:: Work to do ::
Every line with the word "商务英语" in it should be extracted from the data that follows.

[Data extracted from a collection]

——————

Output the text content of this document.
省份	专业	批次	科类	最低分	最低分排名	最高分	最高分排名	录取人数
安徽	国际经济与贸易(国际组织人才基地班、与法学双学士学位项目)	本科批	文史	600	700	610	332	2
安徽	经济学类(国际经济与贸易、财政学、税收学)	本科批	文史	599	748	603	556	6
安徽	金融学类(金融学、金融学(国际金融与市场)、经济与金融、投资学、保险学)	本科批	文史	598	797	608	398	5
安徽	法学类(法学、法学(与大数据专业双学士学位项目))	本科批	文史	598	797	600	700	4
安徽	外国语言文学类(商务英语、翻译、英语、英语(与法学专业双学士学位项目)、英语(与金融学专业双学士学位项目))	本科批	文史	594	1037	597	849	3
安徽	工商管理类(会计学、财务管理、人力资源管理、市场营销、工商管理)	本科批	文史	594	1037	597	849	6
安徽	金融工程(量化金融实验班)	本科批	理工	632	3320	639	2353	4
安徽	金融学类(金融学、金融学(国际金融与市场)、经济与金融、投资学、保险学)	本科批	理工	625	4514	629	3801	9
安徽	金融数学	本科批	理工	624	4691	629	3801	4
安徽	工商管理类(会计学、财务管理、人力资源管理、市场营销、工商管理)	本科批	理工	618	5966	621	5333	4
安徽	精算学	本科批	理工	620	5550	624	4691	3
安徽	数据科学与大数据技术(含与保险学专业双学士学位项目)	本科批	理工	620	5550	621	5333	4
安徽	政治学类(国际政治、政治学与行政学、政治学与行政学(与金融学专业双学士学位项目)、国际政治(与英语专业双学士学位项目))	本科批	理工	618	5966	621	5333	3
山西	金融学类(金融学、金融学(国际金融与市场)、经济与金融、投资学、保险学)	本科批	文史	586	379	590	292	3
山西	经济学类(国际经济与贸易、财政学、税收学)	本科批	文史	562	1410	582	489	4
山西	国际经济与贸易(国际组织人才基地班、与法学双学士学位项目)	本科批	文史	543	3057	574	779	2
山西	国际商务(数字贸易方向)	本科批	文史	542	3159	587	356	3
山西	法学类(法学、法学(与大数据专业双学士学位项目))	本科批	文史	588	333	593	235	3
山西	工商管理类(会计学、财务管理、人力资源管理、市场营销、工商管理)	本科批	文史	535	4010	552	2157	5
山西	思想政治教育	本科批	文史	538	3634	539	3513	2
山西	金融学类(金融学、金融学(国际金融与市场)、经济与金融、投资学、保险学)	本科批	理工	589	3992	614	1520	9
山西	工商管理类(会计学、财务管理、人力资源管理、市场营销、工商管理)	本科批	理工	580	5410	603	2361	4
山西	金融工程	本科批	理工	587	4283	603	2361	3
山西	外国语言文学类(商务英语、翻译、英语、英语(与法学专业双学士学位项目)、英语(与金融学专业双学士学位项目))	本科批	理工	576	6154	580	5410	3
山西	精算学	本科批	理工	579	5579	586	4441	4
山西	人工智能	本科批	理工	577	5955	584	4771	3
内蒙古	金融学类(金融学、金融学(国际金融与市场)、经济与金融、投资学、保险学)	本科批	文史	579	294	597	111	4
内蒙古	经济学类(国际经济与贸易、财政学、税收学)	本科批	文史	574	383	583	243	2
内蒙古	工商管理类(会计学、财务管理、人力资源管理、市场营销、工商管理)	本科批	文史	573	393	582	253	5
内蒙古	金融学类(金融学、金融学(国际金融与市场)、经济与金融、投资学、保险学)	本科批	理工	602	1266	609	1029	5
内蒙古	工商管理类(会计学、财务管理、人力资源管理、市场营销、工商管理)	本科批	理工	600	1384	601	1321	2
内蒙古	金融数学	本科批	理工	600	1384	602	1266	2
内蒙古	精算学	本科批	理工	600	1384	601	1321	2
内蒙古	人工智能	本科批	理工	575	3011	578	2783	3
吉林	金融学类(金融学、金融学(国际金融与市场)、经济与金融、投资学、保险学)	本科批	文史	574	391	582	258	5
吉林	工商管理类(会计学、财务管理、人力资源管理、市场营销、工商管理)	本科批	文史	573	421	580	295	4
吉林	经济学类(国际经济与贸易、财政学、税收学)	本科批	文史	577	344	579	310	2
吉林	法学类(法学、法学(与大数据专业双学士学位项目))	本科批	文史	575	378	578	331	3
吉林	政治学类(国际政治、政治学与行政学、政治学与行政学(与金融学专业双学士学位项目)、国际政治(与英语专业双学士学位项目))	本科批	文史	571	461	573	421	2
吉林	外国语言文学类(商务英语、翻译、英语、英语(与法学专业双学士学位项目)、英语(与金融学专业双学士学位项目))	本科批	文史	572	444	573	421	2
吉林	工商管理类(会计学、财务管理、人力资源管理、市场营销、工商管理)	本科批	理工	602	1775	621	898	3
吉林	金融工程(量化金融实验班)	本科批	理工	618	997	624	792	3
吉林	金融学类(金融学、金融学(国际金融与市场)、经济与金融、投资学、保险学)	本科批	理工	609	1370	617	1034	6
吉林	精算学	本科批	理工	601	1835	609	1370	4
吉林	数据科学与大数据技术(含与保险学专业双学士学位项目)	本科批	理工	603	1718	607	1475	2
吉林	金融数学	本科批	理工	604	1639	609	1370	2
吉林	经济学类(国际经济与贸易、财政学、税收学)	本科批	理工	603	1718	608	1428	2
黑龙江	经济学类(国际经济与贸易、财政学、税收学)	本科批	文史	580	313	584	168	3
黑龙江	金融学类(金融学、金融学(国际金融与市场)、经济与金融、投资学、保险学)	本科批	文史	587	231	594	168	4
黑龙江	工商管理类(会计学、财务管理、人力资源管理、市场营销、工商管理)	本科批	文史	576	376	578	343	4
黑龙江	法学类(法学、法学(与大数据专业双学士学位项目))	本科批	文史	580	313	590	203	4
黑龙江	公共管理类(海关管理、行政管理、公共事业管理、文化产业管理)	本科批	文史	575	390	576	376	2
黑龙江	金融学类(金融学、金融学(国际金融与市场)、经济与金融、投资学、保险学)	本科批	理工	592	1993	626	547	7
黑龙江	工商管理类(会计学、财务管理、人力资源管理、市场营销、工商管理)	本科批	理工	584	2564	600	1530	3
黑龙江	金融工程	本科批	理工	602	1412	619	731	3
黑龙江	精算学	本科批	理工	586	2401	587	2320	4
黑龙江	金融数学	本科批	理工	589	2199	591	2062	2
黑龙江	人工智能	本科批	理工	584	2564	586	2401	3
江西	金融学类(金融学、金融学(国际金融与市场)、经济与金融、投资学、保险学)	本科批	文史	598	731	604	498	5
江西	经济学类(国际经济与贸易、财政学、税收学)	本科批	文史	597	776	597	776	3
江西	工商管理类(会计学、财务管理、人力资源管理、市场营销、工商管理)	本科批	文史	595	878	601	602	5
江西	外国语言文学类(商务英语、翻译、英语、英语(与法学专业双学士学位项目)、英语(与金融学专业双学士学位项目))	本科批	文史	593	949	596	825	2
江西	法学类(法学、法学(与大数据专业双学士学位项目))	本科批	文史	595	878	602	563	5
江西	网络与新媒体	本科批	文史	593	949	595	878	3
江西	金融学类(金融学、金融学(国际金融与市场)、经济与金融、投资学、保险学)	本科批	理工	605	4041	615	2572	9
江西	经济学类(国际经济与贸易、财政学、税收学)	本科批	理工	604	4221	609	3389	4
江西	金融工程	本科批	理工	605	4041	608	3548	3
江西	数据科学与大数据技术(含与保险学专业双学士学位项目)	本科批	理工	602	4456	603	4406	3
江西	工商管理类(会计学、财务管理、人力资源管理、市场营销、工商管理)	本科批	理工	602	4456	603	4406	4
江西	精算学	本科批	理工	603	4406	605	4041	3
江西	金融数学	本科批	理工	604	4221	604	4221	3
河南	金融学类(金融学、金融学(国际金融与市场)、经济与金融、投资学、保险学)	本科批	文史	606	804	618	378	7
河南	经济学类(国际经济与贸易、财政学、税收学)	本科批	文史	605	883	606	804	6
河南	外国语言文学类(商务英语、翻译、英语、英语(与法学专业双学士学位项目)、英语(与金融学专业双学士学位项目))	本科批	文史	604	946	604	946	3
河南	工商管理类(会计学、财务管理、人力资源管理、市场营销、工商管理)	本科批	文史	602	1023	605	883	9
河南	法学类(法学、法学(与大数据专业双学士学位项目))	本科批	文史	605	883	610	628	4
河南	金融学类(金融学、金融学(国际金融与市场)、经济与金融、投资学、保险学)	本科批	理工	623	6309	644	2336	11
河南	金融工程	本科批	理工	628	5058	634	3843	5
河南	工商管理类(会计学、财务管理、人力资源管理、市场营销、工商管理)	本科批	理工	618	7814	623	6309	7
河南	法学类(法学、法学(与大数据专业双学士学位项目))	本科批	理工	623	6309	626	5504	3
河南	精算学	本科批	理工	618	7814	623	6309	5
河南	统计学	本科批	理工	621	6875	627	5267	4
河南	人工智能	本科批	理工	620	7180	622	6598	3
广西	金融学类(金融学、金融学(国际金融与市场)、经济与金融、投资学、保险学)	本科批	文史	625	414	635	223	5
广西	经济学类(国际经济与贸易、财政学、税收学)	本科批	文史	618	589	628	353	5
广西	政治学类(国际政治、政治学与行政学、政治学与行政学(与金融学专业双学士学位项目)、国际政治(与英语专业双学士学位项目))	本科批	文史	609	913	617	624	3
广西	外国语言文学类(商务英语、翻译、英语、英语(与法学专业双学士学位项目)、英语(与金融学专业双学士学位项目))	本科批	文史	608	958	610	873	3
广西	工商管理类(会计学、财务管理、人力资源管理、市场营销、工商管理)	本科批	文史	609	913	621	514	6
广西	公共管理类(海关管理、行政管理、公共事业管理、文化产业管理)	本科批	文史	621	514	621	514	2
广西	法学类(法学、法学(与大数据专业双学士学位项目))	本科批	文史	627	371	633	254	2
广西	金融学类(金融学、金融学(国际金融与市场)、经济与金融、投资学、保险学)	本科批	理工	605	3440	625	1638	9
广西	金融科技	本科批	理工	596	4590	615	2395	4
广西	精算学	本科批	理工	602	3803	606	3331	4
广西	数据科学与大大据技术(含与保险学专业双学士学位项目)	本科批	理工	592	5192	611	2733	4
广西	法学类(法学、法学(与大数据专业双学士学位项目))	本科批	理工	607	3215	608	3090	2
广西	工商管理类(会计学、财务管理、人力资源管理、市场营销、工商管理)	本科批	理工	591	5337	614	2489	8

——————

:: Result ::
安徽	外国语言文学类(商务英语、翻译、英语、英语(与法学专业双学士学位项目)、英语(与金融学专业双学士学位项目))	本科批	文史	594	1037	597	849	3
山西	外国语言文学类(商务英语、翻译、英语、英语(与法学专业双学士学位项目)、英语(与金融学专业双学士学位项目))	本科批	理工	576	6154	580	5410	3
吉林	外国语言文学类(商务英语、翻译、英语、英语(与法学专业双学士学位项目)、英语(与金融学专业双学士学位项目))	本科批	文史	572	444	573	421	2
江西	外国语言文学类(商务英语、翻译、英语、英语(与法学专业双学士学位项目)、英语(与金融学专业双学士学位项目))	本科批	文史	593	949	596	825	2
河南	外国语言文学类(商务英语、翻译、英语、英语(与法学专业双学士学位项目)、英语(与金融学专业双学士学位项目))	本科批	文史	604	946	604	946	3
广西	外国语言文学类(商务英语、翻译、英语、英语(与法学专业双学士学位项目)、英语(与金融学专业双学士学位项目))	本科批	文史	608	958	610	873	3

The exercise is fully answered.